»»

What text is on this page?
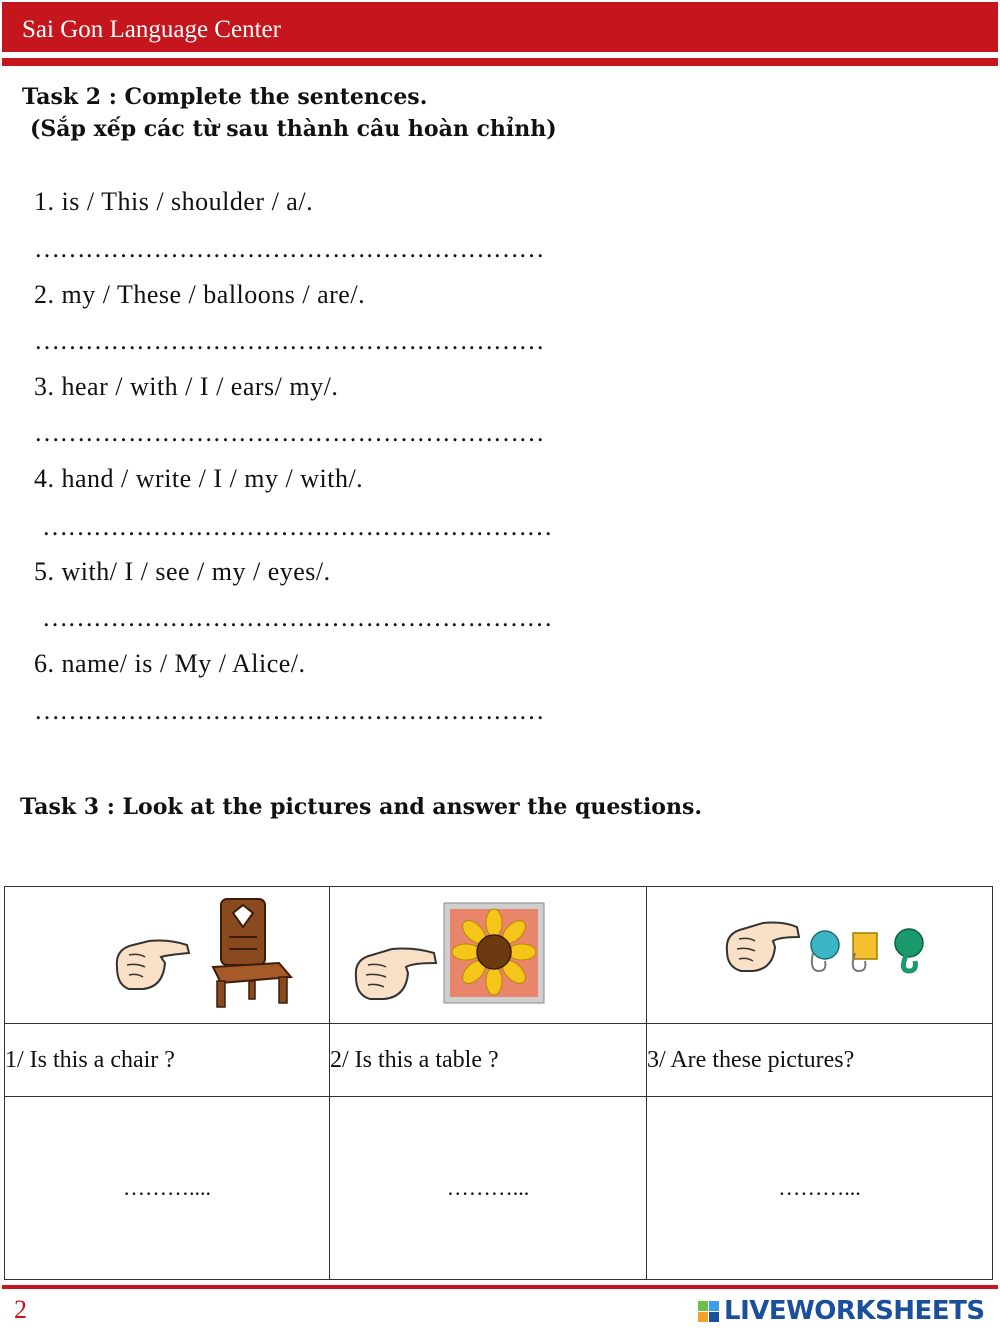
Sai Gon Language Center
Task 2 : Complete the sentences.
(Sắp xếp các từ sau thành câu hoàn chỉnh)
1. is / This / shoulder / a/.
……………………………………………………
2. my / These / balloons / are/.
……………………………………………………
3. hear / with / I / ears/ my/.
……………………………………………………
4. hand / write / I / my / with/.
……………………………………………………
5. with/ I / see / my / eyes/.
……………………………………………………
6. name/ is / My / Alice/.
……………………………………………………
Task 3 : Look at the pictures and answer the questions.

1/ Is this a chair ?	2/ Is this a table ?	3/ Are these pictures?
………....	………...	………...
2	LIVEWORKSHEETS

««

> _Problem description_
Reproduce the data verbatim. Do not carry any picture into the copy.

> _The reply_
What text is on this page?
Sai Gon Language Center
Task 2 : Complete the sentences.
(Sắp xếp các từ sau thành câu hoàn chỉnh)
1. is / This / shoulder / a/.
……………………………………………………
2. my / These / balloons / are/.
……………………………………………………
3. hear / with / I / ears/ my/.
……………………………………………………
4. hand / write / I / my / with/.
……………………………………………………
5. with/ I / see / my / eyes/.
……………………………………………………
6. name/ is / My / Alice/.
……………………………………………………
Task 3 : Look at the pictures and answer the questions.

1/ Is this a chair ?	2/ Is this a table ?	3/ Are these pictures?
………....	………...	………...
2	LIVEWORKSHEETS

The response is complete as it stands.